Entries from a visual dataset:

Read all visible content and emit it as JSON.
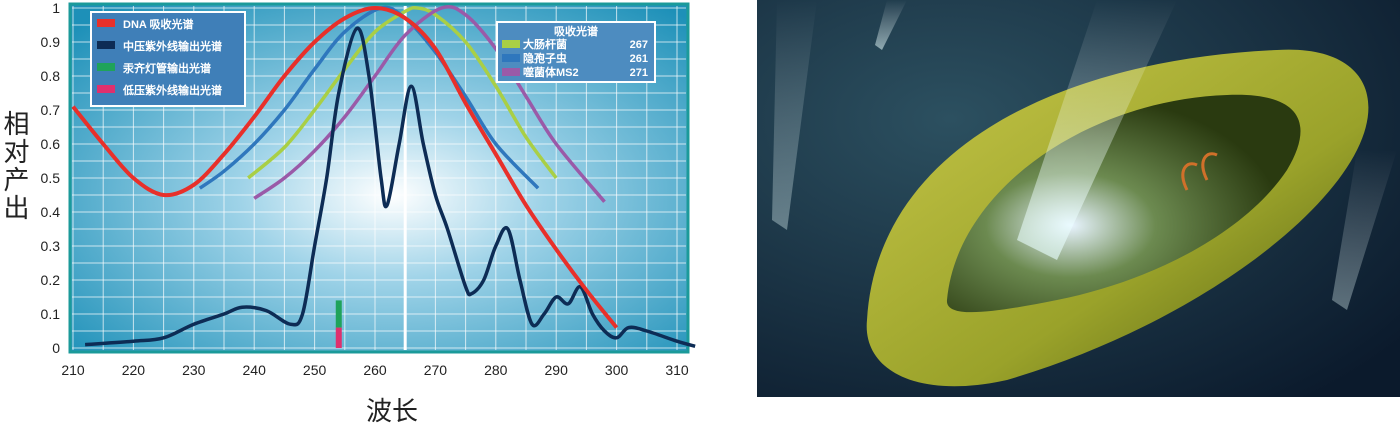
{
  "chart_data": {
    "type": "line",
    "xlabel": "波长",
    "ylabel": "相对产出",
    "xlim": [
      210,
      310
    ],
    "ylim": [
      0,
      1
    ],
    "xticks": [
      210,
      220,
      230,
      240,
      250,
      260,
      270,
      280,
      290,
      300,
      310
    ],
    "yticks": [
      0,
      0.1,
      0.2,
      0.3,
      0.4,
      0.5,
      0.6,
      0.7,
      0.8,
      0.9,
      1
    ],
    "ytick_labels": [
      "0",
      "0.1",
      "0.2",
      "0.3",
      "0.4",
      "0.5",
      "0.6",
      "0.7",
      "0.8",
      "0.9",
      "1"
    ],
    "grid": true,
    "legend_left": {
      "placement": "top-left",
      "entries": [
        {
          "name": "DNA 吸收光谱",
          "color": "#e8302a"
        },
        {
          "name": "中压紫外线输出光谱",
          "color": "#0d2c55"
        },
        {
          "name": "汞齐灯管输出光谱",
          "color": "#1fa35a"
        },
        {
          "name": "低压紫外线输出光谱",
          "color": "#e0306e"
        }
      ]
    },
    "legend_right": {
      "placement": "top-right",
      "title": "吸收光谱",
      "entries": [
        {
          "name": "大肠杆菌",
          "value": "267",
          "color": "#a9cf45"
        },
        {
          "name": "隐孢子虫",
          "value": "261",
          "color": "#2f77bd"
        },
        {
          "name": "噬菌体MS2",
          "value": "271",
          "color": "#9a5aa8"
        }
      ]
    },
    "series": [
      {
        "name": "DNA 吸收光谱",
        "color": "#e8302a",
        "x": [
          210,
          215,
          220,
          225,
          230,
          235,
          240,
          245,
          250,
          255,
          260,
          265,
          270,
          275,
          280,
          285,
          290,
          295,
          300
        ],
        "y": [
          0.71,
          0.6,
          0.5,
          0.45,
          0.48,
          0.57,
          0.68,
          0.8,
          0.9,
          0.97,
          1.0,
          0.97,
          0.88,
          0.72,
          0.57,
          0.42,
          0.29,
          0.17,
          0.06
        ]
      },
      {
        "name": "中压紫外线输出光谱",
        "color": "#0d2c55",
        "x": [
          212,
          220,
          225,
          230,
          235,
          238,
          242,
          246,
          248,
          250,
          252,
          254,
          257,
          259,
          261,
          262,
          264,
          266,
          268,
          270,
          272,
          275,
          276,
          278,
          280,
          282,
          284,
          286,
          288,
          290,
          292,
          294,
          296,
          298,
          300,
          302,
          305,
          310,
          313
        ],
        "y": [
          0.01,
          0.02,
          0.03,
          0.07,
          0.1,
          0.12,
          0.11,
          0.07,
          0.1,
          0.3,
          0.5,
          0.75,
          0.94,
          0.8,
          0.5,
          0.42,
          0.6,
          0.77,
          0.6,
          0.45,
          0.35,
          0.18,
          0.16,
          0.2,
          0.3,
          0.35,
          0.2,
          0.07,
          0.1,
          0.15,
          0.13,
          0.18,
          0.1,
          0.05,
          0.03,
          0.06,
          0.05,
          0.02,
          0.005
        ]
      },
      {
        "name": "大肠杆菌",
        "color": "#a9cf45",
        "x": [
          239,
          245,
          250,
          255,
          260,
          265,
          267,
          270,
          275,
          280,
          285,
          290
        ],
        "y": [
          0.5,
          0.59,
          0.7,
          0.82,
          0.93,
          0.99,
          1.0,
          0.98,
          0.9,
          0.77,
          0.62,
          0.5
        ]
      },
      {
        "name": "隐孢子虫",
        "color": "#2f77bd",
        "x": [
          231,
          235,
          240,
          245,
          250,
          255,
          261,
          265,
          270,
          275,
          280,
          287
        ],
        "y": [
          0.47,
          0.52,
          0.6,
          0.7,
          0.82,
          0.93,
          1.0,
          0.97,
          0.87,
          0.74,
          0.6,
          0.47
        ]
      },
      {
        "name": "噬菌体MS2",
        "color": "#9a5aa8",
        "x": [
          240,
          245,
          250,
          255,
          260,
          265,
          271,
          275,
          280,
          285,
          290,
          298
        ],
        "y": [
          0.44,
          0.5,
          0.58,
          0.68,
          0.8,
          0.92,
          1.0,
          0.98,
          0.88,
          0.74,
          0.6,
          0.43
        ]
      }
    ],
    "bars": [
      {
        "name": "汞齐灯管输出光谱",
        "x": 254,
        "y0": 0.06,
        "y1": 0.14,
        "color": "#1fa35a"
      },
      {
        "name": "低压紫外线输出光谱",
        "x": 254,
        "y0": 0,
        "y1": 0.06,
        "color": "#e0306e"
      }
    ]
  }
}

What you have to do :: Print all of the entries word for word. Omit the pictures they contain.

Output of the task ::
Read all visible content and emit it as JSON.
{
  "chart_data": {
    "type": "line",
    "xlabel": "波长",
    "ylabel": "相对产出",
    "xlim": [
      210,
      310
    ],
    "ylim": [
      0,
      1
    ],
    "xticks": [
      210,
      220,
      230,
      240,
      250,
      260,
      270,
      280,
      290,
      300,
      310
    ],
    "yticks": [
      0,
      0.1,
      0.2,
      0.3,
      0.4,
      0.5,
      0.6,
      0.7,
      0.8,
      0.9,
      1
    ],
    "ytick_labels": [
      "0",
      "0.1",
      "0.2",
      "0.3",
      "0.4",
      "0.5",
      "0.6",
      "0.7",
      "0.8",
      "0.9",
      "1"
    ],
    "grid": true,
    "legend_left": {
      "placement": "top-left",
      "entries": [
        {
          "name": "DNA 吸收光谱",
          "color": "#e8302a"
        },
        {
          "name": "中压紫外线输出光谱",
          "color": "#0d2c55"
        },
        {
          "name": "汞齐灯管输出光谱",
          "color": "#1fa35a"
        },
        {
          "name": "低压紫外线输出光谱",
          "color": "#e0306e"
        }
      ]
    },
    "legend_right": {
      "placement": "top-right",
      "title": "吸收光谱",
      "entries": [
        {
          "name": "大肠杆菌",
          "value": "267",
          "color": "#a9cf45"
        },
        {
          "name": "隐孢子虫",
          "value": "261",
          "color": "#2f77bd"
        },
        {
          "name": "噬菌体MS2",
          "value": "271",
          "color": "#9a5aa8"
        }
      ]
    },
    "series": [
      {
        "name": "DNA 吸收光谱",
        "color": "#e8302a",
        "x": [
          210,
          215,
          220,
          225,
          230,
          235,
          240,
          245,
          250,
          255,
          260,
          265,
          270,
          275,
          280,
          285,
          290,
          295,
          300
        ],
        "y": [
          0.71,
          0.6,
          0.5,
          0.45,
          0.48,
          0.57,
          0.68,
          0.8,
          0.9,
          0.97,
          1.0,
          0.97,
          0.88,
          0.72,
          0.57,
          0.42,
          0.29,
          0.17,
          0.06
        ]
      },
      {
        "name": "中压紫外线输出光谱",
        "color": "#0d2c55",
        "x": [
          212,
          220,
          225,
          230,
          235,
          238,
          242,
          246,
          248,
          250,
          252,
          254,
          257,
          259,
          261,
          262,
          264,
          266,
          268,
          270,
          272,
          275,
          276,
          278,
          280,
          282,
          284,
          286,
          288,
          290,
          292,
          294,
          296,
          298,
          300,
          302,
          305,
          310,
          313
        ],
        "y": [
          0.01,
          0.02,
          0.03,
          0.07,
          0.1,
          0.12,
          0.11,
          0.07,
          0.1,
          0.3,
          0.5,
          0.75,
          0.94,
          0.8,
          0.5,
          0.42,
          0.6,
          0.77,
          0.6,
          0.45,
          0.35,
          0.18,
          0.16,
          0.2,
          0.3,
          0.35,
          0.2,
          0.07,
          0.1,
          0.15,
          0.13,
          0.18,
          0.1,
          0.05,
          0.03,
          0.06,
          0.05,
          0.02,
          0.005
        ]
      },
      {
        "name": "大肠杆菌",
        "color": "#a9cf45",
        "x": [
          239,
          245,
          250,
          255,
          260,
          265,
          267,
          270,
          275,
          280,
          285,
          290
        ],
        "y": [
          0.5,
          0.59,
          0.7,
          0.82,
          0.93,
          0.99,
          1.0,
          0.98,
          0.9,
          0.77,
          0.62,
          0.5
        ]
      },
      {
        "name": "隐孢子虫",
        "color": "#2f77bd",
        "x": [
          231,
          235,
          240,
          245,
          250,
          255,
          261,
          265,
          270,
          275,
          280,
          287
        ],
        "y": [
          0.47,
          0.52,
          0.6,
          0.7,
          0.82,
          0.93,
          1.0,
          0.97,
          0.87,
          0.74,
          0.6,
          0.47
        ]
      },
      {
        "name": "噬菌体MS2",
        "color": "#9a5aa8",
        "x": [
          240,
          245,
          250,
          255,
          260,
          265,
          271,
          275,
          280,
          285,
          290,
          298
        ],
        "y": [
          0.44,
          0.5,
          0.58,
          0.68,
          0.8,
          0.92,
          1.0,
          0.98,
          0.88,
          0.74,
          0.6,
          0.43
        ]
      }
    ],
    "bars": [
      {
        "name": "汞齐灯管输出光谱",
        "x": 254,
        "y0": 0.06,
        "y1": 0.14,
        "color": "#1fa35a"
      },
      {
        "name": "低压紫外线输出光谱",
        "x": 254,
        "y0": 0,
        "y1": 0.06,
        "color": "#e0306e"
      }
    ]
  }
}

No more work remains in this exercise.